EXERCISE BRIEF:
Extract each line of the records below that contains the word "name".

PROVIDED INFORMATION:
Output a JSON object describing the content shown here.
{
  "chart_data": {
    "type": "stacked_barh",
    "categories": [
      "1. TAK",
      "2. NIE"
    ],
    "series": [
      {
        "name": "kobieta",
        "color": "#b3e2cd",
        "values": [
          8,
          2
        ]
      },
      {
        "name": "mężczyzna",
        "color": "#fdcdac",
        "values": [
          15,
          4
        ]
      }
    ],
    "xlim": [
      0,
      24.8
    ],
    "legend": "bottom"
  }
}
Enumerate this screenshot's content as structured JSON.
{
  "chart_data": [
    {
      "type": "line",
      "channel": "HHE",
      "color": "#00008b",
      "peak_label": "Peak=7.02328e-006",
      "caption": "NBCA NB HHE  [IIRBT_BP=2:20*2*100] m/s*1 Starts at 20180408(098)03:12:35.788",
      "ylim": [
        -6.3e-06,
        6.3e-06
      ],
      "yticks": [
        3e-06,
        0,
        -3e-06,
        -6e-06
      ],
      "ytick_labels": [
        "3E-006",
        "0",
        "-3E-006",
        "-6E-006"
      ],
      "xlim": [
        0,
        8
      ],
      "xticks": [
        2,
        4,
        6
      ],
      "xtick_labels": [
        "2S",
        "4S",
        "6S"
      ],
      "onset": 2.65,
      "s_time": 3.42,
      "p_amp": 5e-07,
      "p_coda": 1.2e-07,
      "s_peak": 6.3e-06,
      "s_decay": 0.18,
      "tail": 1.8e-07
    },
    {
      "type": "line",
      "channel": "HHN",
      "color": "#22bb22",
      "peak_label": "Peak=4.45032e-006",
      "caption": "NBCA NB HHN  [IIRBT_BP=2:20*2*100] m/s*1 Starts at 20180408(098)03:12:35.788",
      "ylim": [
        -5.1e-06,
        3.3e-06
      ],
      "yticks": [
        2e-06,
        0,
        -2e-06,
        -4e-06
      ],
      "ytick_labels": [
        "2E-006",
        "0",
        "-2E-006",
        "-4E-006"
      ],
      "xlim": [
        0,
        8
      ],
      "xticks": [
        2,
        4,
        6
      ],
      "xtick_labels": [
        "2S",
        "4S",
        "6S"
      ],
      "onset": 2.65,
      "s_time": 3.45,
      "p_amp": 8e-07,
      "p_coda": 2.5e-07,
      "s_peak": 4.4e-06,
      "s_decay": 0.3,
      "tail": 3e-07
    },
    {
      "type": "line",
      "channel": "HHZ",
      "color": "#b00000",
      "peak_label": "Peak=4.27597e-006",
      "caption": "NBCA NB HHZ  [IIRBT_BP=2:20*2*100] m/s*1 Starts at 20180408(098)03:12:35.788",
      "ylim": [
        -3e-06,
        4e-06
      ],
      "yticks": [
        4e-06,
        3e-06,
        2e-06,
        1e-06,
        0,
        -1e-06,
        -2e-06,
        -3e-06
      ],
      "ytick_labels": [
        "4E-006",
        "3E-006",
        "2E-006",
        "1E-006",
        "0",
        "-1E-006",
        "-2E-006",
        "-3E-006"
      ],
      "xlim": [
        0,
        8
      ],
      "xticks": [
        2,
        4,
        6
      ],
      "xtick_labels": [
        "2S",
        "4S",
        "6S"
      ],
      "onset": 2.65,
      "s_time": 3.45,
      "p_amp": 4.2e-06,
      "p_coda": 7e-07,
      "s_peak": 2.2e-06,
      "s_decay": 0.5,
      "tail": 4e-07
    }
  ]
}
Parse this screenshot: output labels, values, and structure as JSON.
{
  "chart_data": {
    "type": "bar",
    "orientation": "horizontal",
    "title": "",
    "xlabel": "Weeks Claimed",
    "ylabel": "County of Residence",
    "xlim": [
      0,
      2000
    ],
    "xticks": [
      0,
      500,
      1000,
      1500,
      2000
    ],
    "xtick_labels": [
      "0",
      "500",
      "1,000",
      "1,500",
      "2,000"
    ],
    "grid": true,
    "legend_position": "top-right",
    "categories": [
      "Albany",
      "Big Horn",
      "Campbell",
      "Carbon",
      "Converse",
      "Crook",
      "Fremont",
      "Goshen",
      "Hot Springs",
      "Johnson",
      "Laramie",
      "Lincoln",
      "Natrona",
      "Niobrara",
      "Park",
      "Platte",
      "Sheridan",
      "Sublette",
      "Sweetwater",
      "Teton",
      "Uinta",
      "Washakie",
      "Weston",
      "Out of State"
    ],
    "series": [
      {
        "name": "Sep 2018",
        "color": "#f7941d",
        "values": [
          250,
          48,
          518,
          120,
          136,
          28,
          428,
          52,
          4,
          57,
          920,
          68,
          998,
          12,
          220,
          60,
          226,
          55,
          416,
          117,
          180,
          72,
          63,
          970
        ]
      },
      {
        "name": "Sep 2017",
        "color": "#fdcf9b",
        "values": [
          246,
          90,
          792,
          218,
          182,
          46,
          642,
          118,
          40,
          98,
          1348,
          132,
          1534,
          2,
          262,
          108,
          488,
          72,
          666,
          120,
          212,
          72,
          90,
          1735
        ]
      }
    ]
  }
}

TASK RESULT:
        "name": "kobieta",
        "name": "mężczyzna",
        "name": "Sep 2018",
        "name": "Sep 2017",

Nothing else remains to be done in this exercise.